■ Provided text
1- 8 1s cross RH and cast down to 2nd place (2s step up), cross LH and 1L casts up while 1M casts down
9-16 1s dance reels of 3 across, 1L with 2s (RSh to 2M) and 1M with 3s (RSh to 3L)
17-24 1s with nearer hands joined (Lady on Man's left) set to 2L and turn inwards to set to 3M, set to 3L and turn inward and set to 2M. End facing own 2nd corner (1L pull back LSh to face down)
25-32 2s+1s+3s dance reels of 3 on opposite sides 1s giving RSh to 2nd corner, 1s cross RH to 2nd place own sides. 213
(MINICRIB, Dance Crib compiled by Charles Upton, Deeside Caledonian Society, and his successors)

Records contained in a dataset
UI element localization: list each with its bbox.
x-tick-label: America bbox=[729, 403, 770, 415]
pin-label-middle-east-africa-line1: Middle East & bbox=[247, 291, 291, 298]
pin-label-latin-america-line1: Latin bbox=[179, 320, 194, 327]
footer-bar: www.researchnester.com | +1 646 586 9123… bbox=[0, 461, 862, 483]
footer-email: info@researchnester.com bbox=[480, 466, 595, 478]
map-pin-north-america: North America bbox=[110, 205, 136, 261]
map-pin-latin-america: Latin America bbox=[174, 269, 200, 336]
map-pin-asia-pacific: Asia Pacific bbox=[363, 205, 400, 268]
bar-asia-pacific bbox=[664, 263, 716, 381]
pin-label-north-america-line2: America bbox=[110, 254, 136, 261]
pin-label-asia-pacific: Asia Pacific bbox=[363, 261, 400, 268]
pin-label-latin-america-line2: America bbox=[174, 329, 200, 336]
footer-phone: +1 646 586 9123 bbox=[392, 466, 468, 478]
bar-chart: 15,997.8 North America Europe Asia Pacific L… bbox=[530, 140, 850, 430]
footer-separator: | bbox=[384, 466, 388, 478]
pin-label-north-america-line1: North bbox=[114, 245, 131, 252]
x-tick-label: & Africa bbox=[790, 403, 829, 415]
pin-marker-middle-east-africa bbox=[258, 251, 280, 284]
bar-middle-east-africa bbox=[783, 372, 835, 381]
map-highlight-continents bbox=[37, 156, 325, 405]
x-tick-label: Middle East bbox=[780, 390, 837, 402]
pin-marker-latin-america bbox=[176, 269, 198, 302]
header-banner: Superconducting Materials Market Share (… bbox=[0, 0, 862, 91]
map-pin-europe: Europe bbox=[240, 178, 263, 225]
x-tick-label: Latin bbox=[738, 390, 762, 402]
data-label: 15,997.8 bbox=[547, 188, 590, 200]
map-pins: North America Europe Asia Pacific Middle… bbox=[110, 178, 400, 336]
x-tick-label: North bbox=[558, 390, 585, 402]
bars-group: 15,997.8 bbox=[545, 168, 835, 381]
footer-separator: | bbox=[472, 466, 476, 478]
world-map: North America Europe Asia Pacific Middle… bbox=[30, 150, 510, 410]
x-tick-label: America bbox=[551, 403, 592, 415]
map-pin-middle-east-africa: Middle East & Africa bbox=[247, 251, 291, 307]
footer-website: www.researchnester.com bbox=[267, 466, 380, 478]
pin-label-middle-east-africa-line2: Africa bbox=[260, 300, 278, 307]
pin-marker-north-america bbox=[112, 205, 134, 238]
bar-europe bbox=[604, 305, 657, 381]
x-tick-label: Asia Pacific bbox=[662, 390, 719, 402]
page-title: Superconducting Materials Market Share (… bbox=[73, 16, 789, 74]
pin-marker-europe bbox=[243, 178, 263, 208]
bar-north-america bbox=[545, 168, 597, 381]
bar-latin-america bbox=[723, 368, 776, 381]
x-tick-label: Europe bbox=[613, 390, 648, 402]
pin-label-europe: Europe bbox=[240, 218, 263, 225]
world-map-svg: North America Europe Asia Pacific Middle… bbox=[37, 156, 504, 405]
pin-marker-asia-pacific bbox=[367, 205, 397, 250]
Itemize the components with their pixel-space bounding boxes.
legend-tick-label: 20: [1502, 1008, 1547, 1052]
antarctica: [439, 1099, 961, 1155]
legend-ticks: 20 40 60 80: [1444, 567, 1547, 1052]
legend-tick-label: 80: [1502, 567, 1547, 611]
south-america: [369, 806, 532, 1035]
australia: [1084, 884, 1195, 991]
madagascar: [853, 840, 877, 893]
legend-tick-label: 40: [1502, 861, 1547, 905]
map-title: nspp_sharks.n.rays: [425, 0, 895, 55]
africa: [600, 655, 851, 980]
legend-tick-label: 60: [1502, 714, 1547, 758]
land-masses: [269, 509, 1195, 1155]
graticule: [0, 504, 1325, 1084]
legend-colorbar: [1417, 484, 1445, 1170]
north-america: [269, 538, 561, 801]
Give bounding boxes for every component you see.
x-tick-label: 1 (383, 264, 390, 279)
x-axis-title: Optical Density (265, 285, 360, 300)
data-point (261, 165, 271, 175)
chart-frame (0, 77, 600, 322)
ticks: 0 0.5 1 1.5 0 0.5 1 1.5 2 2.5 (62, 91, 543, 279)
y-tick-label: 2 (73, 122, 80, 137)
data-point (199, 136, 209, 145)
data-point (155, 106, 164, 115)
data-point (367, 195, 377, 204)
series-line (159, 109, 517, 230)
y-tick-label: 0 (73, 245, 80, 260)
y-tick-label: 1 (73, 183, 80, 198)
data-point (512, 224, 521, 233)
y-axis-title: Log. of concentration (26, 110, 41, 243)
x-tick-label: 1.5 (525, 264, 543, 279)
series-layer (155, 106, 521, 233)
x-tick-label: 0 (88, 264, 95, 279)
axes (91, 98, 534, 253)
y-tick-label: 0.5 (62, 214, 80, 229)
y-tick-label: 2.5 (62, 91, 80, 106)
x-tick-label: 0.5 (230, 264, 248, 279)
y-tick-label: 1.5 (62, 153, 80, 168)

■ Exercises
#1 According to the dance crib, who compiled the MINICRIB?
#2 From the dance crib, quote the stretch from "17-24 1s with" through "to face down)".

■ Solutions
#1 Charles Upton, Deeside Caledonian Society, and his successors.

#2
17-24 1s with nearer hands joined (Lady on Man's left) set to 2L and turn inwards to set to 3M, set to 3L and turn inward and set to 2M. End facing own 2nd corner (1L pull back LSh to face down)